──────── Material supplied ────────

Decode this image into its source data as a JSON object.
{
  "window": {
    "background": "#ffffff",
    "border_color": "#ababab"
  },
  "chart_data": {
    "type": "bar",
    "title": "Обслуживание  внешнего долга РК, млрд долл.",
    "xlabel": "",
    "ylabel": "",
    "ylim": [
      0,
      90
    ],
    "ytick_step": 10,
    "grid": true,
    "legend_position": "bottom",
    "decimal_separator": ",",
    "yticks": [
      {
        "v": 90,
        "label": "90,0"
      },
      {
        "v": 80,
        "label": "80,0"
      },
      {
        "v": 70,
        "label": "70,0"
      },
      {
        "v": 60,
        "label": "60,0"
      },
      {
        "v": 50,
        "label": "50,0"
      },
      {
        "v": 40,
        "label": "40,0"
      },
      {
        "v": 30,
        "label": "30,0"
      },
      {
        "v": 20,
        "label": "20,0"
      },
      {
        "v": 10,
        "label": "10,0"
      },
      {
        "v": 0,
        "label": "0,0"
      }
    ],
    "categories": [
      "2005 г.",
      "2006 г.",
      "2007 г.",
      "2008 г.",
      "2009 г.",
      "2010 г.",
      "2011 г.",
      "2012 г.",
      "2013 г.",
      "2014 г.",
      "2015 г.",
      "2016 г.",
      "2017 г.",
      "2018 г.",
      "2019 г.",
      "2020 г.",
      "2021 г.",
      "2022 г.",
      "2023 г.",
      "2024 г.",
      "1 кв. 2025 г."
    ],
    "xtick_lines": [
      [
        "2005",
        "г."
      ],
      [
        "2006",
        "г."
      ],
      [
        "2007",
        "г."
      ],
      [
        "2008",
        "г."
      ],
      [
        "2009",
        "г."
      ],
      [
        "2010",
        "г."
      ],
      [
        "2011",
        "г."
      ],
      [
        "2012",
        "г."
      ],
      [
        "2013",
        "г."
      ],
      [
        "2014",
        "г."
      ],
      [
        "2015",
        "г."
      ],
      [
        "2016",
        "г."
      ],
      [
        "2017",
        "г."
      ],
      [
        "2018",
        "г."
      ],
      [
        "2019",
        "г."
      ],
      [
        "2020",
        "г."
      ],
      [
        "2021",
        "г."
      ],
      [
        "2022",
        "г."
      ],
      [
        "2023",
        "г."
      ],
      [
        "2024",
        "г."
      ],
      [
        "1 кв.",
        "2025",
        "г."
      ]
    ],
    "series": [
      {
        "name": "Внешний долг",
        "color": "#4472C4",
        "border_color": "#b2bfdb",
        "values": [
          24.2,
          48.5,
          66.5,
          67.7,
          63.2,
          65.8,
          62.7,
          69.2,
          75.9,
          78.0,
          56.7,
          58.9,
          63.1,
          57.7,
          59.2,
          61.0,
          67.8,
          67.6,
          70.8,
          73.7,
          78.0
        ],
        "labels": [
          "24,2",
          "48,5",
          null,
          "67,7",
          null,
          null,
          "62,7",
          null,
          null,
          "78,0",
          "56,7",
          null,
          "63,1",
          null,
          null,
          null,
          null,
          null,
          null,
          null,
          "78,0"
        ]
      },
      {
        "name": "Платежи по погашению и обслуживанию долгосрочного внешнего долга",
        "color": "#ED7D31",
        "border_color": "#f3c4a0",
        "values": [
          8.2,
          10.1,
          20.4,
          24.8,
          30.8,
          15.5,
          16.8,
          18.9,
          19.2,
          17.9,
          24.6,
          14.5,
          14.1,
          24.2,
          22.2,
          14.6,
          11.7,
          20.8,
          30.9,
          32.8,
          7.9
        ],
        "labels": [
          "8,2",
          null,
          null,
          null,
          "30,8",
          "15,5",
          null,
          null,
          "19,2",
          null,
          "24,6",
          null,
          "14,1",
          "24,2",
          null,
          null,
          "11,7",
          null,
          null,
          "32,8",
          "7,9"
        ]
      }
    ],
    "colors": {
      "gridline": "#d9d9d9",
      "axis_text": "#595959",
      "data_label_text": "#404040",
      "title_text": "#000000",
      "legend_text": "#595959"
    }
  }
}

────────

Written task:
Copy out each record from above, exactly.

Reply to the task:
Decode this image into its source data as a JSON object.
{
  "window": {
    "background": "#ffffff",
    "border_color": "#ababab"
  },
  "chart_data": {
    "type": "bar",
    "title": "Обслуживание  внешнего долга РК, млрд долл.",
    "xlabel": "",
    "ylabel": "",
    "ylim": [
      0,
      90
    ],
    "ytick_step": 10,
    "grid": true,
    "legend_position": "bottom",
    "decimal_separator": ",",
    "yticks": [
      {
        "v": 90,
        "label": "90,0"
      },
      {
        "v": 80,
        "label": "80,0"
      },
      {
        "v": 70,
        "label": "70,0"
      },
      {
        "v": 60,
        "label": "60,0"
      },
      {
        "v": 50,
        "label": "50,0"
      },
      {
        "v": 40,
        "label": "40,0"
      },
      {
        "v": 30,
        "label": "30,0"
      },
      {
        "v": 20,
        "label": "20,0"
      },
      {
        "v": 10,
        "label": "10,0"
      },
      {
        "v": 0,
        "label": "0,0"
      }
    ],
    "categories": [
      "2005 г.",
      "2006 г.",
      "2007 г.",
      "2008 г.",
      "2009 г.",
      "2010 г.",
      "2011 г.",
      "2012 г.",
      "2013 г.",
      "2014 г.",
      "2015 г.",
      "2016 г.",
      "2017 г.",
      "2018 г.",
      "2019 г.",
      "2020 г.",
      "2021 г.",
      "2022 г.",
      "2023 г.",
      "2024 г.",
      "1 кв. 2025 г."
    ],
    "xtick_lines": [
      [
        "2005",
        "г."
      ],
      [
        "2006",
        "г."
      ],
      [
        "2007",
        "г."
      ],
      [
        "2008",
        "г."
      ],
      [
        "2009",
        "г."
      ],
      [
        "2010",
        "г."
      ],
      [
        "2011",
        "г."
      ],
      [
        "2012",
        "г."
      ],
      [
        "2013",
        "г."
      ],
      [
        "2014",
        "г."
      ],
      [
        "2015",
        "г."
      ],
      [
        "2016",
        "г."
      ],
      [
        "2017",
        "г."
      ],
      [
        "2018",
        "г."
      ],
      [
        "2019",
        "г."
      ],
      [
        "2020",
        "г."
      ],
      [
        "2021",
        "г."
      ],
      [
        "2022",
        "г."
      ],
      [
        "2023",
        "г."
      ],
      [
        "2024",
        "г."
      ],
      [
        "1 кв.",
        "2025",
        "г."
      ]
    ],
    "series": [
      {
        "name": "Внешний долг",
        "color": "#4472C4",
        "border_color": "#b2bfdb",
        "values": [
          24.2,
          48.5,
          66.5,
          67.7,
          63.2,
          65.8,
          62.7,
          69.2,
          75.9,
          78.0,
          56.7,
          58.9,
          63.1,
          57.7,
          59.2,
          61.0,
          67.8,
          67.6,
          70.8,
          73.7,
          78.0
        ],
        "labels": [
          "24,2",
          "48,5",
          null,
          "67,7",
          null,
          null,
          "62,7",
          null,
          null,
          "78,0",
          "56,7",
          null,
          "63,1",
          null,
          null,
          null,
          null,
          null,
          null,
          null,
          "78,0"
        ]
      },
      {
        "name": "Платежи по погашению и обслуживанию долгосрочного внешнего долга",
        "color": "#ED7D31",
        "border_color": "#f3c4a0",
        "values": [
          8.2,
          10.1,
          20.4,
          24.8,
          30.8,
          15.5,
          16.8,
          18.9,
          19.2,
          17.9,
          24.6,
          14.5,
          14.1,
          24.2,
          22.2,
          14.6,
          11.7,
          20.8,
          30.9,
          32.8,
          7.9
        ],
        "labels": [
          "8,2",
          null,
          null,
          null,
          "30,8",
          "15,5",
          null,
          null,
          "19,2",
          null,
          "24,6",
          null,
          "14,1",
          "24,2",
          null,
          null,
          "11,7",
          null,
          null,
          "32,8",
          "7,9"
        ]
      }
    ],
    "colors": {
      "gridline": "#d9d9d9",
      "axis_text": "#595959",
      "data_label_text": "#404040",
      "title_text": "#000000",
      "legend_text": "#595959"
    }
  }
}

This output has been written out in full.